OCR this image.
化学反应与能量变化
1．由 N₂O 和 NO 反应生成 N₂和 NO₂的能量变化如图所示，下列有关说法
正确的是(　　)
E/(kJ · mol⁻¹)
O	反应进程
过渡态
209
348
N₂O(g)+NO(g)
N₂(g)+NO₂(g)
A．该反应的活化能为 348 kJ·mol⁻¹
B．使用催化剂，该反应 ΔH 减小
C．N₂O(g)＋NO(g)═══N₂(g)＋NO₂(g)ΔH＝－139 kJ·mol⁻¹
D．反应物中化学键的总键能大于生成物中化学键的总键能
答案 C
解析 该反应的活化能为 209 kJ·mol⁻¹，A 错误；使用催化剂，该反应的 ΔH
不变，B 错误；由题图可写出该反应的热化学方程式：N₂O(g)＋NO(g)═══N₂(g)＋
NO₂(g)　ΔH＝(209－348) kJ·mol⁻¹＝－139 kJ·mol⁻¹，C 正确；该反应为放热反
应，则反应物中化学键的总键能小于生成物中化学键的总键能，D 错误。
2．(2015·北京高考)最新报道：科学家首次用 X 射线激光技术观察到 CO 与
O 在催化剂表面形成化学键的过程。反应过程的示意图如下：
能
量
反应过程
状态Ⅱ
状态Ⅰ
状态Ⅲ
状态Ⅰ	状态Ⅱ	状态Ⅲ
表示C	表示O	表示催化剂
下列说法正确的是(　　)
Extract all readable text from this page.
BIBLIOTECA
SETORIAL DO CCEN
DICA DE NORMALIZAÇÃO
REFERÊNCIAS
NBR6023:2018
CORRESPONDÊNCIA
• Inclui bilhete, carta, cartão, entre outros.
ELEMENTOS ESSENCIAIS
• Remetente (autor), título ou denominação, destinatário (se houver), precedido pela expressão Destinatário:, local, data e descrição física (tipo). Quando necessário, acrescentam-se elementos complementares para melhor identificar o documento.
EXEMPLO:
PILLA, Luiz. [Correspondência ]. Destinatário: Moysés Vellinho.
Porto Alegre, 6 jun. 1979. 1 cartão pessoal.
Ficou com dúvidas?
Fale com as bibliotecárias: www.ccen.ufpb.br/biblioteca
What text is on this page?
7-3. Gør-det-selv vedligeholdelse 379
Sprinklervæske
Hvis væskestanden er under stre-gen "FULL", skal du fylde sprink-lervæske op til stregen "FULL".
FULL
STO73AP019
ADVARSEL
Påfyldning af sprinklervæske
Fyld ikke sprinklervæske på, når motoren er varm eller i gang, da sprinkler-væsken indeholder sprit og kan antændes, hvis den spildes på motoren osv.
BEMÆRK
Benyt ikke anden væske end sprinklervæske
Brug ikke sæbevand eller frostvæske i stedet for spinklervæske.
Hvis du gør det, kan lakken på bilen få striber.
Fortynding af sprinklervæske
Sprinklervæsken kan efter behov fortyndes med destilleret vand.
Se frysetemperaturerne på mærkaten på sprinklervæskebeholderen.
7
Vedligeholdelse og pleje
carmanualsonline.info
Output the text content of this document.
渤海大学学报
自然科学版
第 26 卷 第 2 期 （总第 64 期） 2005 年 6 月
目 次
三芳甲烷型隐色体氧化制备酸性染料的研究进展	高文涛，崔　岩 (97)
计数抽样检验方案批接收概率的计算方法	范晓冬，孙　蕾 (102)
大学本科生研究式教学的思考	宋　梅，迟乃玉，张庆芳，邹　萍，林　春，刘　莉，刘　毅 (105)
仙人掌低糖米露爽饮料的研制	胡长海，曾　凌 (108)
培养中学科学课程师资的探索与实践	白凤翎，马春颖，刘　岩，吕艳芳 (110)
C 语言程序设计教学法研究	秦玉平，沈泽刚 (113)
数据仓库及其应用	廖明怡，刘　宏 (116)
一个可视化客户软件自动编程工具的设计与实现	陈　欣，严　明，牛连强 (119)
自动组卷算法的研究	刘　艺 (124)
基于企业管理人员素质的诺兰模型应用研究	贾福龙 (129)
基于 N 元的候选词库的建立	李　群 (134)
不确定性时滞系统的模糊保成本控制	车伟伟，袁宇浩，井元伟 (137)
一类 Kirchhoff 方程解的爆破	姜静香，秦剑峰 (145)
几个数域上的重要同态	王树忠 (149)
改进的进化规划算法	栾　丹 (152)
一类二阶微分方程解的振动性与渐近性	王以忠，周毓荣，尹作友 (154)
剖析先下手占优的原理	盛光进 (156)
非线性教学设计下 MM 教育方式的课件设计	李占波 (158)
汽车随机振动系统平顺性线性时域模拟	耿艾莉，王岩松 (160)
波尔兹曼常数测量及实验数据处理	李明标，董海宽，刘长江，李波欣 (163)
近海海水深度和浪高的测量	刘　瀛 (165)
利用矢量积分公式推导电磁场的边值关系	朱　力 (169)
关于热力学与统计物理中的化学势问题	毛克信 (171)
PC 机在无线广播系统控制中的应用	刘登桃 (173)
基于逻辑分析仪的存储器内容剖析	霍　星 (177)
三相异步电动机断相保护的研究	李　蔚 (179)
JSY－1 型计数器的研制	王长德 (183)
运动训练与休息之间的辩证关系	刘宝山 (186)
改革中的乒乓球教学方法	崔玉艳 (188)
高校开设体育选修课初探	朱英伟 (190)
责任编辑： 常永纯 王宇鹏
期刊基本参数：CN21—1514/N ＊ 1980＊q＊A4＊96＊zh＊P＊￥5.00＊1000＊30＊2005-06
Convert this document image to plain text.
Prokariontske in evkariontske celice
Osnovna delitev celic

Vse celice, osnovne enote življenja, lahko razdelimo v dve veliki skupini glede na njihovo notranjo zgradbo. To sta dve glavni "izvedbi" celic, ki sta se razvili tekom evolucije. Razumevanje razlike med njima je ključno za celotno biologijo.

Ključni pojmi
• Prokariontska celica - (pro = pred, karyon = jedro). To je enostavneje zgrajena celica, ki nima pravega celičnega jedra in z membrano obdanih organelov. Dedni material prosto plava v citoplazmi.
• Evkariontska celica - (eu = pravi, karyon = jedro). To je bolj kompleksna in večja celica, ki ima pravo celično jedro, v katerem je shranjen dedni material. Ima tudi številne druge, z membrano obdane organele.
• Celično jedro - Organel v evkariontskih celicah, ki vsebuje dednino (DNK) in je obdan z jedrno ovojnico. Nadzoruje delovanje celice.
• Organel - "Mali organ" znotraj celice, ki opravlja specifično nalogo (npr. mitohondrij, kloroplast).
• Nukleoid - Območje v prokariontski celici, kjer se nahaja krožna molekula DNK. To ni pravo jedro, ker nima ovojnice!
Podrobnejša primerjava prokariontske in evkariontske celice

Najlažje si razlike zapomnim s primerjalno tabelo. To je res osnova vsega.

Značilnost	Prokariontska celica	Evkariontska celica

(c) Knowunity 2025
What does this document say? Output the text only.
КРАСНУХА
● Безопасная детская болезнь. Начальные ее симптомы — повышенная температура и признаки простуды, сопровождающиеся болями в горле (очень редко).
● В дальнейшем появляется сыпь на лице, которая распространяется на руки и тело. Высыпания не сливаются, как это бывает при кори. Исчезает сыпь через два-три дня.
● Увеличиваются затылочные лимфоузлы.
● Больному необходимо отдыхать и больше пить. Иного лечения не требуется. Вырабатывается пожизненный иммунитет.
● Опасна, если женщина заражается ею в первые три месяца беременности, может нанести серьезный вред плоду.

* _Work required_
Print every record above exactly as written.

* _Solution below_
OCR this image.
化学反应与能量变化
1．由 N₂O 和 NO 反应生成 N₂和 NO₂的能量变化如图所示，下列有关说法
正确的是(　　)
E/(kJ · mol⁻¹)
O	反应进程
过渡态
209
348
N₂O(g)+NO(g)
N₂(g)+NO₂(g)
A．该反应的活化能为 348 kJ·mol⁻¹
B．使用催化剂，该反应 ΔH 减小
C．N₂O(g)＋NO(g)═══N₂(g)＋NO₂(g)ΔH＝－139 kJ·mol⁻¹
D．反应物中化学键的总键能大于生成物中化学键的总键能
答案 C
解析 该反应的活化能为 209 kJ·mol⁻¹，A 错误；使用催化剂，该反应的 ΔH
不变，B 错误；由题图可写出该反应的热化学方程式：N₂O(g)＋NO(g)═══N₂(g)＋
NO₂(g)　ΔH＝(209－348) kJ·mol⁻¹＝－139 kJ·mol⁻¹，C 正确；该反应为放热反
应，则反应物中化学键的总键能小于生成物中化学键的总键能，D 错误。
2．(2015·北京高考)最新报道：科学家首次用 X 射线激光技术观察到 CO 与
O 在催化剂表面形成化学键的过程。反应过程的示意图如下：
能
量
反应过程
状态Ⅱ
状态Ⅰ
状态Ⅲ
状态Ⅰ	状态Ⅱ	状态Ⅲ
表示C	表示O	表示催化剂
下列说法正确的是(　　)
Extract all readable text from this page.
BIBLIOTECA
SETORIAL DO CCEN
DICA DE NORMALIZAÇÃO
REFERÊNCIAS
NBR6023:2018
CORRESPONDÊNCIA
• Inclui bilhete, carta, cartão, entre outros.
ELEMENTOS ESSENCIAIS
• Remetente (autor), título ou denominação, destinatário (se houver), precedido pela expressão Destinatário:, local, data e descrição física (tipo). Quando necessário, acrescentam-se elementos complementares para melhor identificar o documento.
EXEMPLO:
PILLA, Luiz. [Correspondência ]. Destinatário: Moysés Vellinho.
Porto Alegre, 6 jun. 1979. 1 cartão pessoal.
Ficou com dúvidas?
Fale com as bibliotecárias: www.ccen.ufpb.br/biblioteca
What text is on this page?
7-3. Gør-det-selv vedligeholdelse 379
Sprinklervæske
Hvis væskestanden er under stre-gen "FULL", skal du fylde sprink-lervæske op til stregen "FULL".
FULL
STO73AP019
ADVARSEL
Påfyldning af sprinklervæske
Fyld ikke sprinklervæske på, når motoren er varm eller i gang, da sprinkler-væsken indeholder sprit og kan antændes, hvis den spildes på motoren osv.
BEMÆRK
Benyt ikke anden væske end sprinklervæske
Brug ikke sæbevand eller frostvæske i stedet for spinklervæske.
Hvis du gør det, kan lakken på bilen få striber.
Fortynding af sprinklervæske
Sprinklervæsken kan efter behov fortyndes med destilleret vand.
Se frysetemperaturerne på mærkaten på sprinklervæskebeholderen.
7
Vedligeholdelse og pleje
carmanualsonline.info
Output the text content of this document.
渤海大学学报
自然科学版
第 26 卷 第 2 期 （总第 64 期） 2005 年 6 月
目 次
三芳甲烷型隐色体氧化制备酸性染料的研究进展	高文涛，崔　岩 (97)
计数抽样检验方案批接收概率的计算方法	范晓冬，孙　蕾 (102)
大学本科生研究式教学的思考	宋　梅，迟乃玉，张庆芳，邹　萍，林　春，刘　莉，刘　毅 (105)
仙人掌低糖米露爽饮料的研制	胡长海，曾　凌 (108)
培养中学科学课程师资的探索与实践	白凤翎，马春颖，刘　岩，吕艳芳 (110)
C 语言程序设计教学法研究	秦玉平，沈泽刚 (113)
数据仓库及其应用	廖明怡，刘　宏 (116)
一个可视化客户软件自动编程工具的设计与实现	陈　欣，严　明，牛连强 (119)
自动组卷算法的研究	刘　艺 (124)
基于企业管理人员素质的诺兰模型应用研究	贾福龙 (129)
基于 N 元的候选词库的建立	李　群 (134)
不确定性时滞系统的模糊保成本控制	车伟伟，袁宇浩，井元伟 (137)
一类 Kirchhoff 方程解的爆破	姜静香，秦剑峰 (145)
几个数域上的重要同态	王树忠 (149)
改进的进化规划算法	栾　丹 (152)
一类二阶微分方程解的振动性与渐近性	王以忠，周毓荣，尹作友 (154)
剖析先下手占优的原理	盛光进 (156)
非线性教学设计下 MM 教育方式的课件设计	李占波 (158)
汽车随机振动系统平顺性线性时域模拟	耿艾莉，王岩松 (160)
波尔兹曼常数测量及实验数据处理	李明标，董海宽，刘长江，李波欣 (163)
近海海水深度和浪高的测量	刘　瀛 (165)
利用矢量积分公式推导电磁场的边值关系	朱　力 (169)
关于热力学与统计物理中的化学势问题	毛克信 (171)
PC 机在无线广播系统控制中的应用	刘登桃 (173)
基于逻辑分析仪的存储器内容剖析	霍　星 (177)
三相异步电动机断相保护的研究	李　蔚 (179)
JSY－1 型计数器的研制	王长德 (183)
运动训练与休息之间的辩证关系	刘宝山 (186)
改革中的乒乓球教学方法	崔玉艳 (188)
高校开设体育选修课初探	朱英伟 (190)
责任编辑： 常永纯 王宇鹏
期刊基本参数：CN21—1514/N ＊ 1980＊q＊A4＊96＊zh＊P＊￥5.00＊1000＊30＊2005-06
Convert this document image to plain text.
Prokariontske in evkariontske celice
Osnovna delitev celic

Vse celice, osnovne enote življenja, lahko razdelimo v dve veliki skupini glede na njihovo notranjo zgradbo. To sta dve glavni "izvedbi" celic, ki sta se razvili tekom evolucije. Razumevanje razlike med njima je ključno za celotno biologijo.

Ključni pojmi
• Prokariontska celica - (pro = pred, karyon = jedro). To je enostavneje zgrajena celica, ki nima pravega celičnega jedra in z membrano obdanih organelov. Dedni material prosto plava v citoplazmi.
• Evkariontska celica - (eu = pravi, karyon = jedro). To je bolj kompleksna in večja celica, ki ima pravo celično jedro, v katerem je shranjen dedni material. Ima tudi številne druge, z membrano obdane organele.
• Celično jedro - Organel v evkariontskih celicah, ki vsebuje dednino (DNK) in je obdan z jedrno ovojnico. Nadzoruje delovanje celice.
• Organel - "Mali organ" znotraj celice, ki opravlja specifično nalogo (npr. mitohondrij, kloroplast).
• Nukleoid - Območje v prokariontski celici, kjer se nahaja krožna molekula DNK. To ni pravo jedro, ker nima ovojnice!
Podrobnejša primerjava prokariontske in evkariontske celice

Najlažje si razlike zapomnim s primerjalno tabelo. To je res osnova vsega.

Značilnost	Prokariontska celica	Evkariontska celica

(c) Knowunity 2025
What does this document say? Output the text only.
КРАСНУХА
● Безопасная детская болезнь. Начальные ее симптомы — повышенная температура и признаки простуды, сопровождающиеся болями в горле (очень редко).
● В дальнейшем появляется сыпь на лице, которая распространяется на руки и тело. Высыпания не сливаются, как это бывает при кори. Исчезает сыпь через два-три дня.
● Увеличиваются затылочные лимфоузлы.
● Больному необходимо отдыхать и больше пить. Иного лечения не требуется. Вырабатывается пожизненный иммунитет.
● Опасна, если женщина заражается ею в первые три месяца беременности, может нанести серьезный вред плоду.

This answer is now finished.